What is being asked: Among the lines of this listing, determine how many contain the string "ylabel". Answer with the number only.

### Extracted entries ###

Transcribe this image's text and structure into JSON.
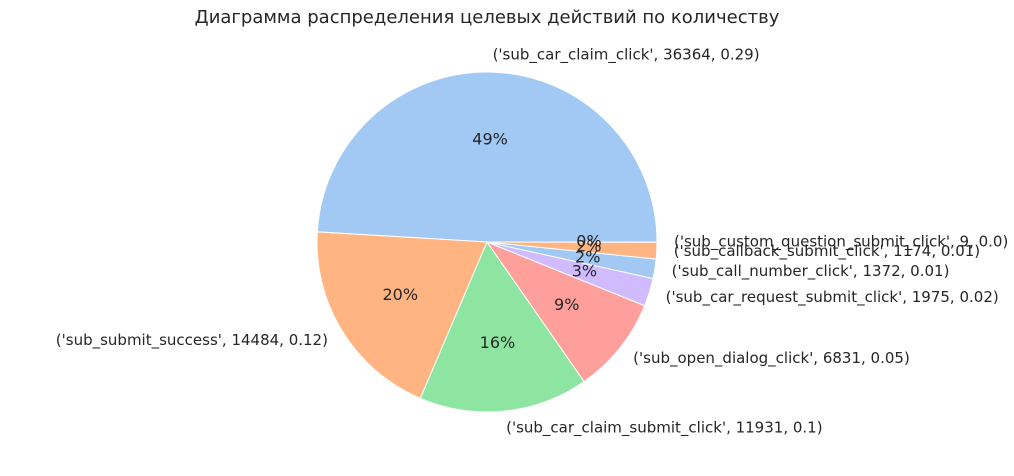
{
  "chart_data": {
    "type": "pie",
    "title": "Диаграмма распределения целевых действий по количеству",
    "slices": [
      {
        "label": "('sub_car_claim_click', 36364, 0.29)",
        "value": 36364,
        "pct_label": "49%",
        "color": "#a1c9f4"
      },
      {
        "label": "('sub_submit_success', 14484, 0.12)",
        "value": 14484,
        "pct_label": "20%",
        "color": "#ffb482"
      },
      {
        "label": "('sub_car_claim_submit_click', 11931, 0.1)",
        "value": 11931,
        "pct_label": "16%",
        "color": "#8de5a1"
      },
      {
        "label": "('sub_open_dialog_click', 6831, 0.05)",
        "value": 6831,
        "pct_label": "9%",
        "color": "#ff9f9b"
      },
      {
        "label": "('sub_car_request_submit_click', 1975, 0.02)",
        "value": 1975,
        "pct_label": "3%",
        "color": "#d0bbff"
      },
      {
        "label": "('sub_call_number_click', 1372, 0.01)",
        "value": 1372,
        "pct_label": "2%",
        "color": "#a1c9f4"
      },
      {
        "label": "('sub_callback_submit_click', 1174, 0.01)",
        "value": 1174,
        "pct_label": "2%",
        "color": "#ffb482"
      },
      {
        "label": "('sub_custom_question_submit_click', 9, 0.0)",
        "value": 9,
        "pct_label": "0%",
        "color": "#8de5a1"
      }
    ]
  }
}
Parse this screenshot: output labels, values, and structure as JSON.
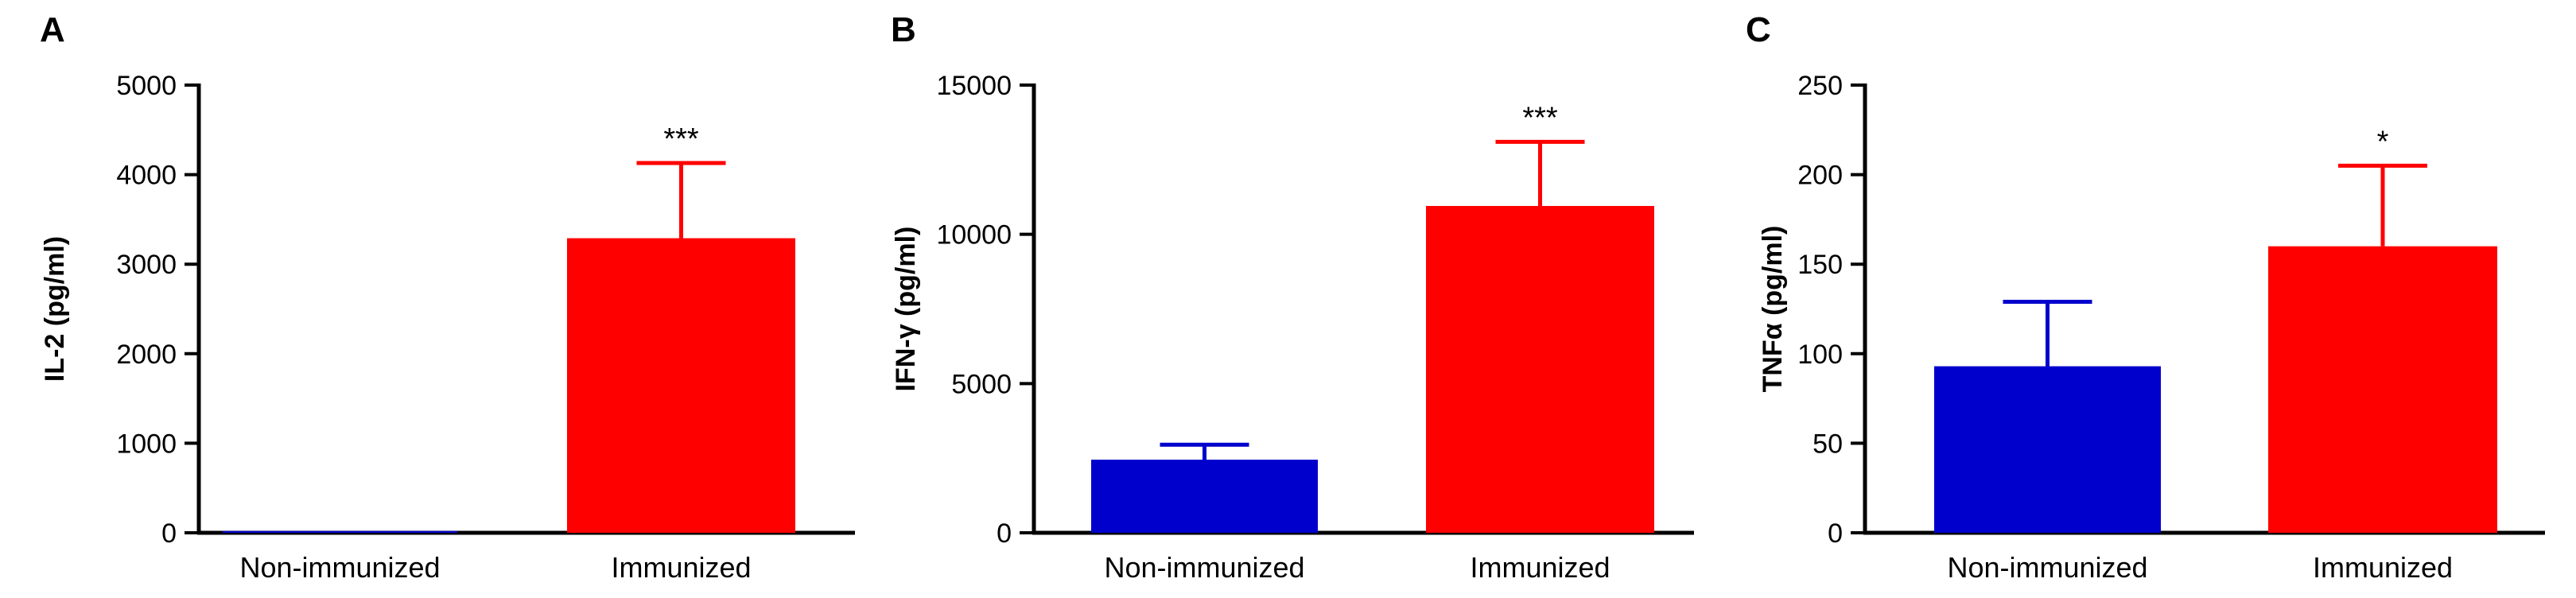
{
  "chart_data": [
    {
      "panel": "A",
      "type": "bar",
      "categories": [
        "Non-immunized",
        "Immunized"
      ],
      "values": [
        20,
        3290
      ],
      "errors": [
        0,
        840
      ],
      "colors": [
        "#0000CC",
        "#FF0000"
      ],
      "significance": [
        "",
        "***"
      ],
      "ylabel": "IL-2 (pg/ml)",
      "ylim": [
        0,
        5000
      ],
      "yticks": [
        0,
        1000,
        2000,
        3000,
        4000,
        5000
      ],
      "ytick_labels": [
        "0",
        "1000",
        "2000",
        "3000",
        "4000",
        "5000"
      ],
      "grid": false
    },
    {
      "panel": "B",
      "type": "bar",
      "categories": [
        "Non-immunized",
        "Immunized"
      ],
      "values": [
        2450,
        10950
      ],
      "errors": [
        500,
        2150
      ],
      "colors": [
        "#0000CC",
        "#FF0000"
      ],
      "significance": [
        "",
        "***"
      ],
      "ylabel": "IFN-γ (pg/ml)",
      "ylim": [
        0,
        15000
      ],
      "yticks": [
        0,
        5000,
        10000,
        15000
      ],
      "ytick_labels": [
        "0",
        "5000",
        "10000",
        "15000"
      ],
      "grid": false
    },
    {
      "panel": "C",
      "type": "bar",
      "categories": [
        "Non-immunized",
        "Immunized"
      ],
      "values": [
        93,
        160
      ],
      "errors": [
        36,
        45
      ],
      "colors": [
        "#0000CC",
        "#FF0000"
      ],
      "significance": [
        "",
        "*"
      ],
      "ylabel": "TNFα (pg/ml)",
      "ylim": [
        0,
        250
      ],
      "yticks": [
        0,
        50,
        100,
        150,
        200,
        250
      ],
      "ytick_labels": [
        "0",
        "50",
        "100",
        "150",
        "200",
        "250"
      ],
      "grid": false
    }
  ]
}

###

Task result: 3